** START INFORMATION SUPPLIED **

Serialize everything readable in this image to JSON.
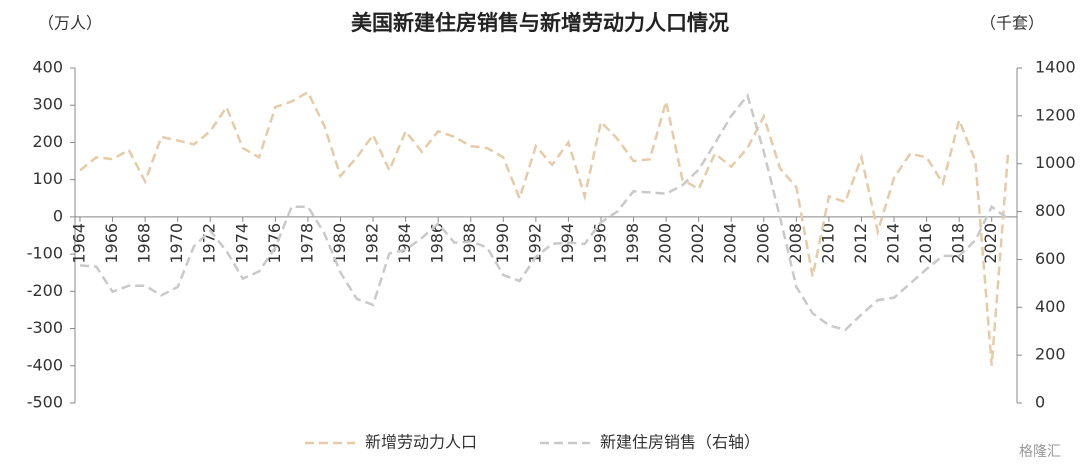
{
  "chart_data": {
    "type": "line",
    "title": "美国新建住房销售与新增劳动力人口情况",
    "y_label": "（万人）",
    "y2_label": "（千套）",
    "watermark": "格隆汇",
    "x": [
      1964,
      1965,
      1966,
      1967,
      1968,
      1969,
      1970,
      1971,
      1972,
      1973,
      1974,
      1975,
      1976,
      1977,
      1978,
      1979,
      1980,
      1981,
      1982,
      1983,
      1984,
      1985,
      1986,
      1987,
      1988,
      1989,
      1990,
      1991,
      1992,
      1993,
      1994,
      1995,
      1996,
      1997,
      1998,
      1999,
      2000,
      2001,
      2002,
      2003,
      2004,
      2005,
      2006,
      2007,
      2008,
      2009,
      2010,
      2011,
      2012,
      2013,
      2014,
      2015,
      2016,
      2017,
      2018,
      2019,
      2020,
      2021
    ],
    "xlim": [
      1964,
      2021
    ],
    "xticks": [
      1964,
      1966,
      1968,
      1970,
      1972,
      1974,
      1976,
      1978,
      1980,
      1982,
      1984,
      1986,
      1988,
      1990,
      1992,
      1994,
      1996,
      1998,
      2000,
      2002,
      2004,
      2006,
      2008,
      2010,
      2012,
      2014,
      2016,
      2018,
      2020
    ],
    "ylim": [
      -500,
      400
    ],
    "yticks": [
      -500,
      -400,
      -300,
      -200,
      -100,
      0,
      100,
      200,
      300,
      400
    ],
    "y2lim": [
      0,
      1400
    ],
    "y2ticks": [
      0,
      200,
      400,
      600,
      800,
      1000,
      1200,
      1400
    ],
    "series": [
      {
        "name": "新增劳动力人口",
        "color": "#e6cba6",
        "axis": "y",
        "values": [
          125,
          160,
          155,
          180,
          95,
          215,
          205,
          195,
          230,
          295,
          185,
          160,
          295,
          310,
          335,
          245,
          110,
          160,
          220,
          125,
          230,
          175,
          230,
          215,
          190,
          185,
          160,
          50,
          190,
          140,
          200,
          55,
          255,
          210,
          150,
          155,
          310,
          100,
          75,
          170,
          135,
          185,
          270,
          130,
          80,
          -160,
          55,
          40,
          160,
          -40,
          105,
          170,
          160,
          90,
          260,
          150,
          -400,
          170
        ]
      },
      {
        "name": "新建住房销售（右轴）",
        "color": "#c9c9c9",
        "axis": "y2",
        "values": [
          575,
          570,
          465,
          490,
          490,
          450,
          485,
          655,
          720,
          635,
          520,
          550,
          650,
          820,
          820,
          710,
          545,
          435,
          410,
          625,
          640,
          690,
          750,
          670,
          675,
          650,
          535,
          510,
          610,
          665,
          670,
          665,
          755,
          800,
          885,
          880,
          875,
          910,
          975,
          1085,
          1200,
          1285,
          1050,
          775,
          485,
          375,
          325,
          305,
          370,
          430,
          440,
          500,
          560,
          615,
          615,
          680,
          820,
          770
        ]
      }
    ]
  }
}
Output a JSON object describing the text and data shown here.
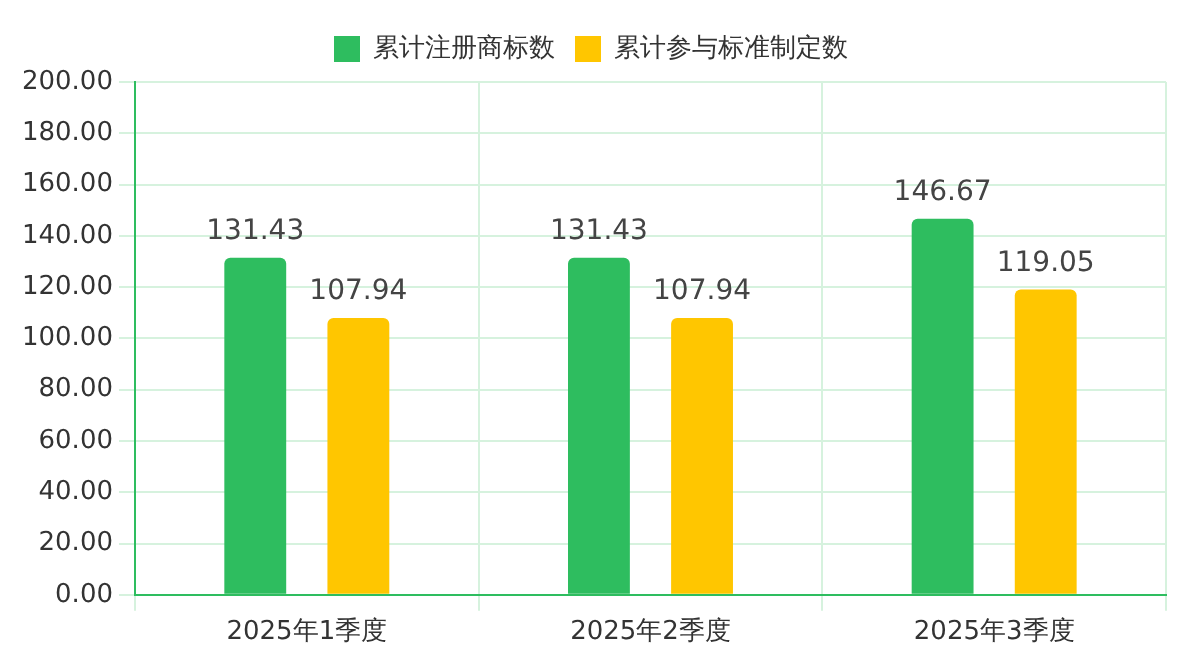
{
  "chart_data": {
    "type": "bar",
    "categories": [
      "2025年1季度",
      "2025年2季度",
      "2025年3季度"
    ],
    "series": [
      {
        "name": "累计注册商标数",
        "color": "#2ebd5f",
        "values": [
          131.43,
          131.43,
          146.67
        ]
      },
      {
        "name": "累计参与标准制定数",
        "color": "#ffc600",
        "values": [
          107.94,
          107.94,
          119.05
        ]
      }
    ],
    "ylim": [
      0,
      200
    ],
    "yticks": [
      {
        "value": 0,
        "label": "0.00"
      },
      {
        "value": 20,
        "label": "20.00"
      },
      {
        "value": 40,
        "label": "40.00"
      },
      {
        "value": 60,
        "label": "60.00"
      },
      {
        "value": 80,
        "label": "80.00"
      },
      {
        "value": 100,
        "label": "100.00"
      },
      {
        "value": 120,
        "label": "120.00"
      },
      {
        "value": 140,
        "label": "140.00"
      },
      {
        "value": 160,
        "label": "160.00"
      },
      {
        "value": 180,
        "label": "180.00"
      },
      {
        "value": 200,
        "label": "200.00"
      }
    ],
    "grid": true,
    "legend": "top",
    "data_labels": true
  }
}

** END INFORMATION SUPPLIED **

WHAT YOU HAVE TO DO -> Find the lines above that contain the word "color" and collect them.

ANSWER BELOW ->
        "color": "#e6cba6",
        "color": "#c9c9c9",
        "color": "#2ebd5f",
        "color": "#ffc600",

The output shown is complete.